**Task instructions**
Work out how many lines hold the string "will". The answer is a single number, nothing more.

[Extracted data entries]

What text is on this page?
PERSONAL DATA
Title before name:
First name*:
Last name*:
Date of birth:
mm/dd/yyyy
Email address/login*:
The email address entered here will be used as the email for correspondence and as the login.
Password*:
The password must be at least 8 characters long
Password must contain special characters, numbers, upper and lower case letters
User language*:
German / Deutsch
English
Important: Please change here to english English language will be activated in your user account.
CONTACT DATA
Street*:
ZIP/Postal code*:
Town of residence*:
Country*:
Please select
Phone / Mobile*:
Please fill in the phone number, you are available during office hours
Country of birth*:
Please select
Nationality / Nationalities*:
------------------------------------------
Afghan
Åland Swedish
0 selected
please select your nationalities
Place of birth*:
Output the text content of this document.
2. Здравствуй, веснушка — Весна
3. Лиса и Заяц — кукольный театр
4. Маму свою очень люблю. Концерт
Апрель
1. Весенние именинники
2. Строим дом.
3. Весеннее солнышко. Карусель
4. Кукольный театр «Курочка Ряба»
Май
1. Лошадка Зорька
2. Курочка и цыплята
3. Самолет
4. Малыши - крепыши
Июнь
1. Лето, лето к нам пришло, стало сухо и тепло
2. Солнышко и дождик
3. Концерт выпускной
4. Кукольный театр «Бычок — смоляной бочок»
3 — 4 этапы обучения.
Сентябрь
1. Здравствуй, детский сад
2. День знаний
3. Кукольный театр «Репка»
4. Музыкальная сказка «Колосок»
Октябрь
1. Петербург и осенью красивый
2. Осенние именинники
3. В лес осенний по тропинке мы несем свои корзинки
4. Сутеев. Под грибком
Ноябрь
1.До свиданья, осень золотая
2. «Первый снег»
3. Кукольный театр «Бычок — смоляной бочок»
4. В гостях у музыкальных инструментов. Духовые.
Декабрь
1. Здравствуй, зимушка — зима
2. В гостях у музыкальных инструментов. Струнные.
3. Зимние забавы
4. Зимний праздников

**Exercise result**
2